Copy the records below exactly as they are written.

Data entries

==============================

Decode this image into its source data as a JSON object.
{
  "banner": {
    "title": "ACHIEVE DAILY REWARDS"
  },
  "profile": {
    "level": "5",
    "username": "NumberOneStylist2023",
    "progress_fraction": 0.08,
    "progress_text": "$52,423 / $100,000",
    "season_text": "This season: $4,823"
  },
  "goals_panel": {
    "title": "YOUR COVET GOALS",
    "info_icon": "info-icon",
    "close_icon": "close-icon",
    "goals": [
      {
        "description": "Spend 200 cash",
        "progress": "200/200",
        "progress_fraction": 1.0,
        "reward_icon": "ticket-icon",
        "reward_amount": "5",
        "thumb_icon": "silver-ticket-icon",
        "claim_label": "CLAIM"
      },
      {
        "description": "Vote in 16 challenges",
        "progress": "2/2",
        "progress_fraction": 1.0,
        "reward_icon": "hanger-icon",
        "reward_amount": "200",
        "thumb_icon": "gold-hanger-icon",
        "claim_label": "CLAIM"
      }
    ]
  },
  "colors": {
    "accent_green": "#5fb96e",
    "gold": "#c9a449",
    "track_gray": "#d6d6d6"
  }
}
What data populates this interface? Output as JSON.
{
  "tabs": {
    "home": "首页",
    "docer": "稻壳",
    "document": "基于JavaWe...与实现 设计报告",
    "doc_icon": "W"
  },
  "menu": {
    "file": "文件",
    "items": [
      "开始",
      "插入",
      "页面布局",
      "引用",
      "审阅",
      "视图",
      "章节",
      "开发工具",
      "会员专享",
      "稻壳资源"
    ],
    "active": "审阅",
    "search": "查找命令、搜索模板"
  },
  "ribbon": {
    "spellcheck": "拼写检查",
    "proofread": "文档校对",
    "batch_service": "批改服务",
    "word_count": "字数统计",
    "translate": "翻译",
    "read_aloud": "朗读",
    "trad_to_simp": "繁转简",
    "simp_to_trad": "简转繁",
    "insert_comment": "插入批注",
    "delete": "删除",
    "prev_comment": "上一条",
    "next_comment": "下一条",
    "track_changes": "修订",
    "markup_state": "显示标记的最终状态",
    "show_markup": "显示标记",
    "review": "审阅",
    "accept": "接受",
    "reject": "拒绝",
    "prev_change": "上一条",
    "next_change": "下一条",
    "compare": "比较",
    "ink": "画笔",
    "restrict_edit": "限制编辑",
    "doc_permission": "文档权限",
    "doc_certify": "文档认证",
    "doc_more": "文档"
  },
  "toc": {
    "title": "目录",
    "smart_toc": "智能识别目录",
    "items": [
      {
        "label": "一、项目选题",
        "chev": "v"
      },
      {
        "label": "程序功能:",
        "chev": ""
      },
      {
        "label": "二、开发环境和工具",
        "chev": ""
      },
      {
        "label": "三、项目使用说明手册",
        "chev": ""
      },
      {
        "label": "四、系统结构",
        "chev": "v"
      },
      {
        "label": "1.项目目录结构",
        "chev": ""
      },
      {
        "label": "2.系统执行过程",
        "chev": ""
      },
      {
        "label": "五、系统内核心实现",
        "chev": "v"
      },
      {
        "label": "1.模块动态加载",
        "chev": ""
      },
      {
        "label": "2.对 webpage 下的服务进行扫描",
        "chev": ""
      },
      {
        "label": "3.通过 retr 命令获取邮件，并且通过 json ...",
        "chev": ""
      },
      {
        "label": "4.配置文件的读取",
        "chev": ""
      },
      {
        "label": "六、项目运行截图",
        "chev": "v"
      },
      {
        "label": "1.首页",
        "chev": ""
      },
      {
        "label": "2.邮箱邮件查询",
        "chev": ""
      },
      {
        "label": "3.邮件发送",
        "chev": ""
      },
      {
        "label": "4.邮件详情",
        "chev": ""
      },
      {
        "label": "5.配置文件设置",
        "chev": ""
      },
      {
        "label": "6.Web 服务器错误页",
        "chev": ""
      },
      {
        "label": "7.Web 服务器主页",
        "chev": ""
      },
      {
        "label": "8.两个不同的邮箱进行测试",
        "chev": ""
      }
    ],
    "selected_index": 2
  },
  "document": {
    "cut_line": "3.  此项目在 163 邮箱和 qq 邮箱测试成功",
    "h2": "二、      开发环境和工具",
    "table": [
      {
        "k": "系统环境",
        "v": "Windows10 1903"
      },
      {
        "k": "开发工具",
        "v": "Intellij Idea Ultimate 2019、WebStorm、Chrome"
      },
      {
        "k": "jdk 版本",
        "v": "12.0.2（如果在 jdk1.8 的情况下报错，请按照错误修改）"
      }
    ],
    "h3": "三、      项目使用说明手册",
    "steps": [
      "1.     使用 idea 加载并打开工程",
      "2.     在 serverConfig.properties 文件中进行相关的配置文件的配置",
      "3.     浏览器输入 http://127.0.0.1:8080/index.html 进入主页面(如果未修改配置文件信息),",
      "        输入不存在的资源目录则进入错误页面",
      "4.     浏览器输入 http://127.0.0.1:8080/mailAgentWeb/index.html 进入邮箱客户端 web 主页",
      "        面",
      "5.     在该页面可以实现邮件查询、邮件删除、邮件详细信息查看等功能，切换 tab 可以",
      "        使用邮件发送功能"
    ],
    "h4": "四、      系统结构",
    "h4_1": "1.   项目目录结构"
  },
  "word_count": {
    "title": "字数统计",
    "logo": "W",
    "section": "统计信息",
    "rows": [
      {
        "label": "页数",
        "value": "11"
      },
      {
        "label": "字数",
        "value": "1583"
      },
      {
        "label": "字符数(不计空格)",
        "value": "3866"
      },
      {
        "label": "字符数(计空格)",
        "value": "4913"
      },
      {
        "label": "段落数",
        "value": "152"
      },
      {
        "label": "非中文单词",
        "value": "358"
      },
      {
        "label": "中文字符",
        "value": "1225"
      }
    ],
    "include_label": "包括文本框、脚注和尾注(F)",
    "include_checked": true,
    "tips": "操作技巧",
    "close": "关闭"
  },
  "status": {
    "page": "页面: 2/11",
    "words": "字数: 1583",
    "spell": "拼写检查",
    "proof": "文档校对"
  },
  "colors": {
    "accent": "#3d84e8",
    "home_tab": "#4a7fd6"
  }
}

==============================

Reply to the exercise —
Decode this image into its source data as a JSON object.
{
  "banner": {
    "title": "ACHIEVE DAILY REWARDS"
  },
  "profile": {
    "level": "5",
    "username": "NumberOneStylist2023",
    "progress_fraction": 0.08,
    "progress_text": "$52,423 / $100,000",
    "season_text": "This season: $4,823"
  },
  "goals_panel": {
    "title": "YOUR COVET GOALS",
    "info_icon": "info-icon",
    "close_icon": "close-icon",
    "goals": [
      {
        "description": "Spend 200 cash",
        "progress": "200/200",
        "progress_fraction": 1.0,
        "reward_icon": "ticket-icon",
        "reward_amount": "5",
        "thumb_icon": "silver-ticket-icon",
        "claim_label": "CLAIM"
      },
      {
        "description": "Vote in 16 challenges",
        "progress": "2/2",
        "progress_fraction": 1.0,
        "reward_icon": "hanger-icon",
        "reward_amount": "200",
        "thumb_icon": "gold-hanger-icon",
        "claim_label": "CLAIM"
      }
    ]
  },
  "colors": {
    "accent_green": "#5fb96e",
    "gold": "#c9a449",
    "track_gray": "#d6d6d6"
  }
}
What data populates this interface? Output as JSON.
{
  "tabs": {
    "home": "首页",
    "docer": "稻壳",
    "document": "基于JavaWe...与实现 设计报告",
    "doc_icon": "W"
  },
  "menu": {
    "file": "文件",
    "items": [
      "开始",
      "插入",
      "页面布局",
      "引用",
      "审阅",
      "视图",
      "章节",
      "开发工具",
      "会员专享",
      "稻壳资源"
    ],
    "active": "审阅",
    "search": "查找命令、搜索模板"
  },
  "ribbon": {
    "spellcheck": "拼写检查",
    "proofread": "文档校对",
    "batch_service": "批改服务",
    "word_count": "字数统计",
    "translate": "翻译",
    "read_aloud": "朗读",
    "trad_to_simp": "繁转简",
    "simp_to_trad": "简转繁",
    "insert_comment": "插入批注",
    "delete": "删除",
    "prev_comment": "上一条",
    "next_comment": "下一条",
    "track_changes": "修订",
    "markup_state": "显示标记的最终状态",
    "show_markup": "显示标记",
    "review": "审阅",
    "accept": "接受",
    "reject": "拒绝",
    "prev_change": "上一条",
    "next_change": "下一条",
    "compare": "比较",
    "ink": "画笔",
    "restrict_edit": "限制编辑",
    "doc_permission": "文档权限",
    "doc_certify": "文档认证",
    "doc_more": "文档"
  },
  "toc": {
    "title": "目录",
    "smart_toc": "智能识别目录",
    "items": [
      {
        "label": "一、项目选题",
        "chev": "v"
      },
      {
        "label": "程序功能:",
        "chev": ""
      },
      {
        "label": "二、开发环境和工具",
        "chev": ""
      },
      {
        "label": "三、项目使用说明手册",
        "chev": ""
      },
      {
        "label": "四、系统结构",
        "chev": "v"
      },
      {
        "label": "1.项目目录结构",
        "chev": ""
      },
      {
        "label": "2.系统执行过程",
        "chev": ""
      },
      {
        "label": "五、系统内核心实现",
        "chev": "v"
      },
      {
        "label": "1.模块动态加载",
        "chev": ""
      },
      {
        "label": "2.对 webpage 下的服务进行扫描",
        "chev": ""
      },
      {
        "label": "3.通过 retr 命令获取邮件，并且通过 json ...",
        "chev": ""
      },
      {
        "label": "4.配置文件的读取",
        "chev": ""
      },
      {
        "label": "六、项目运行截图",
        "chev": "v"
      },
      {
        "label": "1.首页",
        "chev": ""
      },
      {
        "label": "2.邮箱邮件查询",
        "chev": ""
      },
      {
        "label": "3.邮件发送",
        "chev": ""
      },
      {
        "label": "4.邮件详情",
        "chev": ""
      },
      {
        "label": "5.配置文件设置",
        "chev": ""
      },
      {
        "label": "6.Web 服务器错误页",
        "chev": ""
      },
      {
        "label": "7.Web 服务器主页",
        "chev": ""
      },
      {
        "label": "8.两个不同的邮箱进行测试",
        "chev": ""
      }
    ],
    "selected_index": 2
  },
  "document": {
    "cut_line": "3.  此项目在 163 邮箱和 qq 邮箱测试成功",
    "h2": "二、      开发环境和工具",
    "table": [
      {
        "k": "系统环境",
        "v": "Windows10 1903"
      },
      {
        "k": "开发工具",
        "v": "Intellij Idea Ultimate 2019、WebStorm、Chrome"
      },
      {
        "k": "jdk 版本",
        "v": "12.0.2（如果在 jdk1.8 的情况下报错，请按照错误修改）"
      }
    ],
    "h3": "三、      项目使用说明手册",
    "steps": [
      "1.     使用 idea 加载并打开工程",
      "2.     在 serverConfig.properties 文件中进行相关的配置文件的配置",
      "3.     浏览器输入 http://127.0.0.1:8080/index.html 进入主页面(如果未修改配置文件信息),",
      "        输入不存在的资源目录则进入错误页面",
      "4.     浏览器输入 http://127.0.0.1:8080/mailAgentWeb/index.html 进入邮箱客户端 web 主页",
      "        面",
      "5.     在该页面可以实现邮件查询、邮件删除、邮件详细信息查看等功能，切换 tab 可以",
      "        使用邮件发送功能"
    ],
    "h4": "四、      系统结构",
    "h4_1": "1.   项目目录结构"
  },
  "word_count": {
    "title": "字数统计",
    "logo": "W",
    "section": "统计信息",
    "rows": [
      {
        "label": "页数",
        "value": "11"
      },
      {
        "label": "字数",
        "value": "1583"
      },
      {
        "label": "字符数(不计空格)",
        "value": "3866"
      },
      {
        "label": "字符数(计空格)",
        "value": "4913"
      },
      {
        "label": "段落数",
        "value": "152"
      },
      {
        "label": "非中文单词",
        "value": "358"
      },
      {
        "label": "中文字符",
        "value": "1225"
      }
    ],
    "include_label": "包括文本框、脚注和尾注(F)",
    "include_checked": true,
    "tips": "操作技巧",
    "close": "关闭"
  },
  "status": {
    "page": "页面: 2/11",
    "words": "字数: 1583",
    "spell": "拼写检查",
    "proof": "文档校对"
  },
  "colors": {
    "accent": "#3d84e8",
    "home_tab": "#4a7fd6"
  }
}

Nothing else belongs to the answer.